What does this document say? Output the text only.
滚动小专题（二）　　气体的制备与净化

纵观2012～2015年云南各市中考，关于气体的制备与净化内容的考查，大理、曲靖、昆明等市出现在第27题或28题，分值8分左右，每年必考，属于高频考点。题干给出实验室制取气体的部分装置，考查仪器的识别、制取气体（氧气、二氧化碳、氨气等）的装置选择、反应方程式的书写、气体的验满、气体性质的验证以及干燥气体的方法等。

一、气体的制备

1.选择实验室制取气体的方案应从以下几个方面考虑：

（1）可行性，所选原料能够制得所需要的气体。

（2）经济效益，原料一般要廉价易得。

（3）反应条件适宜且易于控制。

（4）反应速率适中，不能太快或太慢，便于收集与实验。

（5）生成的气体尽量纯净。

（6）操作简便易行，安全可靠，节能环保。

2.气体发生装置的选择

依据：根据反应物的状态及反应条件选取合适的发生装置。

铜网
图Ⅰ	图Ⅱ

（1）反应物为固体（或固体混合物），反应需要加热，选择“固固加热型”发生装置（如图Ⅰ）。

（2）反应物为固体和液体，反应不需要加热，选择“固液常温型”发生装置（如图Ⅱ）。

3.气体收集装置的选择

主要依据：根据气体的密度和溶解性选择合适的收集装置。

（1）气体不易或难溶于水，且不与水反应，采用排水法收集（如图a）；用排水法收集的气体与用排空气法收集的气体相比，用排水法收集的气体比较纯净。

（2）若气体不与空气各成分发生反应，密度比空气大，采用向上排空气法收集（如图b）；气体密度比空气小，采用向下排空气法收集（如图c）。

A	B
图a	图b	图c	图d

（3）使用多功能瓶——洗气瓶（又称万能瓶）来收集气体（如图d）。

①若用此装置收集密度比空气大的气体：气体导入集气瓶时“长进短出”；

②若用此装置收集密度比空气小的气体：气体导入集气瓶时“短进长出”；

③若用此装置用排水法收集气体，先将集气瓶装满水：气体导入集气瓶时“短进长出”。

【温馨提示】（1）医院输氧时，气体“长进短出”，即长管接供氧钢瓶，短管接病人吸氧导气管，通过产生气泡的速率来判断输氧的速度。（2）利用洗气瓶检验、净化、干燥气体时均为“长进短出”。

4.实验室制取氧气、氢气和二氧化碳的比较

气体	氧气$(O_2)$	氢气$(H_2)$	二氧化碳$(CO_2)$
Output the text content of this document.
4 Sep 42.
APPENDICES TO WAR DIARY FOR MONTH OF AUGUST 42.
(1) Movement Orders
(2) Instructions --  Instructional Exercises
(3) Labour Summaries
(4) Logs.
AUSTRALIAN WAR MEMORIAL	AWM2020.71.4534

• [PROBLEM DETAILS]: Report all lines of the data that include the word "document".

• [RESULT OF THIS EXERCISE]:
What does this document say? Output the text only.
Output the text content of this document.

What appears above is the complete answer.